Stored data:
──────

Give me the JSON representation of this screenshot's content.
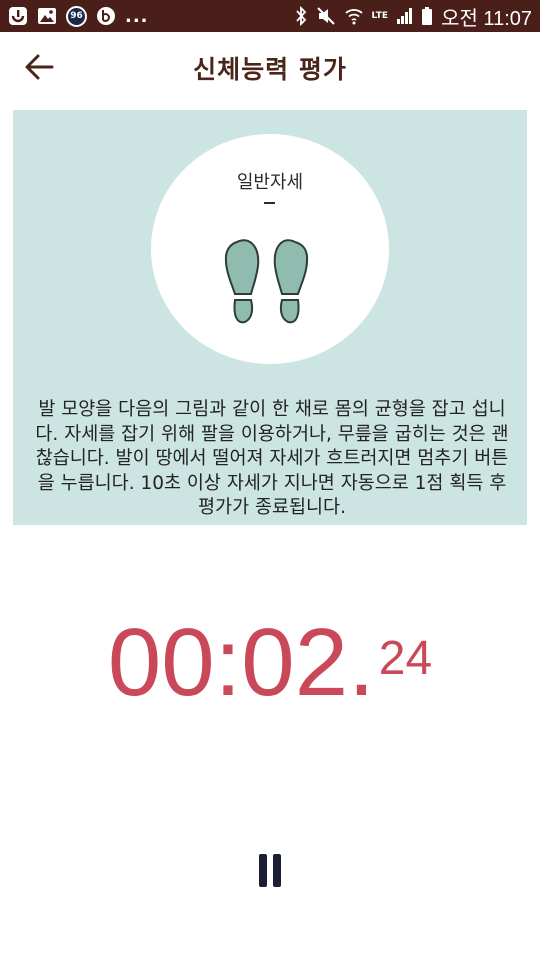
{
  "status_bar": {
    "notification_badge": "96",
    "more_indicator": "...",
    "network": "LTE",
    "time": "오전 11:07"
  },
  "header": {
    "title": "신체능력 평가"
  },
  "instruction": {
    "pose_label": "일반자세",
    "text": "발 모양을 다음의 그림과 같이 한 채로 몸의 균형을 잡고 섭니다. 자세를 잡기 위해 팔을 이용하거나, 무릎을 굽히는 것은 괜찮습니다. 발이 땅에서 떨어져 자세가 흐트러지면 멈추기 버튼을 누릅니다. 10초 이상 자세가 지나면 자동으로 1점 획득 후 평가가 종료됩니다."
  },
  "timer": {
    "main": "00:02.",
    "fraction": "24"
  },
  "colors": {
    "status_bar": "#4a1f1a",
    "title": "#4a2519",
    "panel": "#cce5e2",
    "footprint_fill": "#8fbcaf",
    "timer": "#c9485a",
    "pause": "#1a1f36"
  },
  "icons": {
    "back": "arrow-left-icon",
    "pause": "pause-icon",
    "pose": "footprints-icon"
  }
}
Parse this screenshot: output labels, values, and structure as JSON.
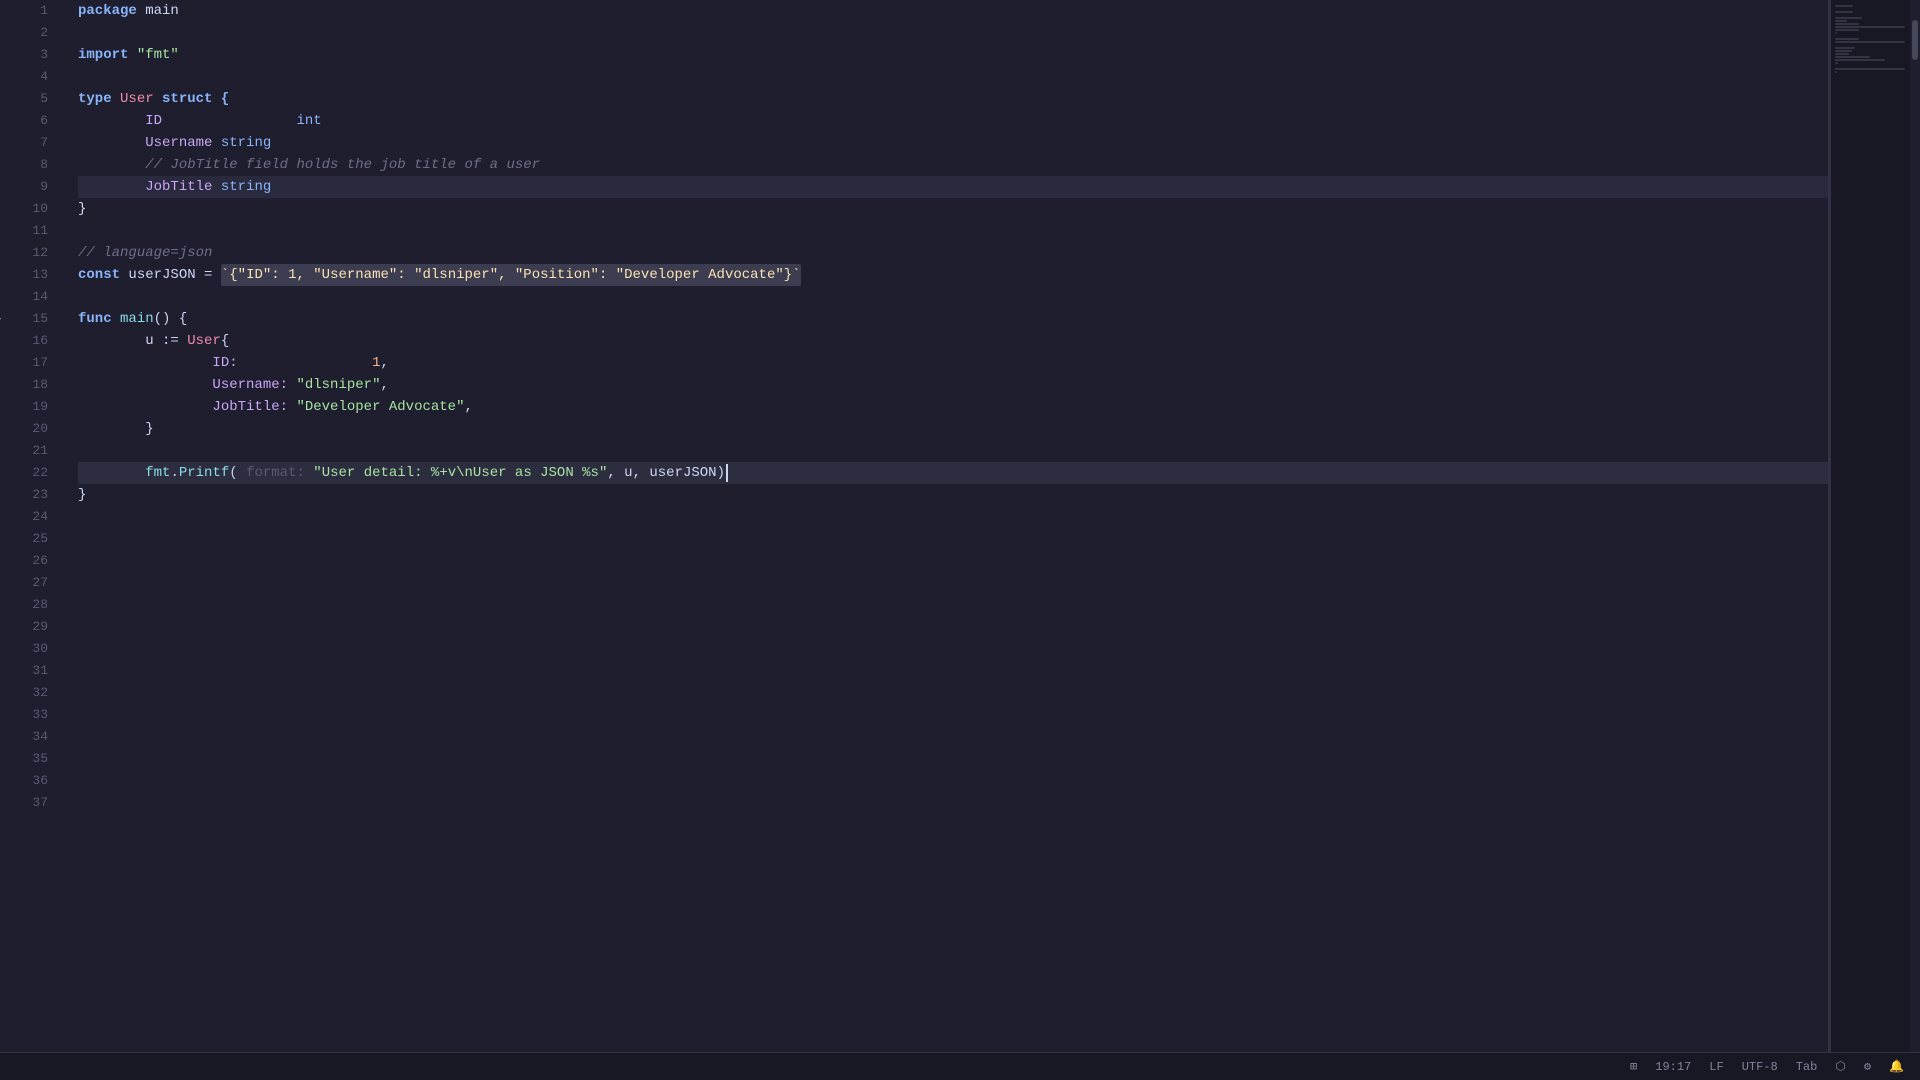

──────

* **DIRECTIONS**: Retype the whole listing exactly and leave the pictures out.

* **FINAL RESULT**:
Give me the JSON representation of this screenshot's content.
{
  "status_bar": {
    "notification_badge": "96",
    "more_indicator": "...",
    "network": "LTE",
    "time": "오전 11:07"
  },
  "header": {
    "title": "신체능력 평가"
  },
  "instruction": {
    "pose_label": "일반자세",
    "text": "발 모양을 다음의 그림과 같이 한 채로 몸의 균형을 잡고 섭니다. 자세를 잡기 위해 팔을 이용하거나, 무릎을 굽히는 것은 괜찮습니다. 발이 땅에서 떨어져 자세가 흐트러지면 멈추기 버튼을 누릅니다. 10초 이상 자세가 지나면 자동으로 1점 획득 후 평가가 종료됩니다."
  },
  "timer": {
    "main": "00:02.",
    "fraction": "24"
  },
  "colors": {
    "status_bar": "#4a1f1a",
    "title": "#4a2519",
    "panel": "#cce5e2",
    "footprint_fill": "#8fbcaf",
    "timer": "#c9485a",
    "pause": "#1a1f36"
  },
  "icons": {
    "back": "arrow-left-icon",
    "pause": "pause-icon",
    "pose": "footprints-icon"
  }
}
Parse this screenshot: output labels, values, and structure as JSON.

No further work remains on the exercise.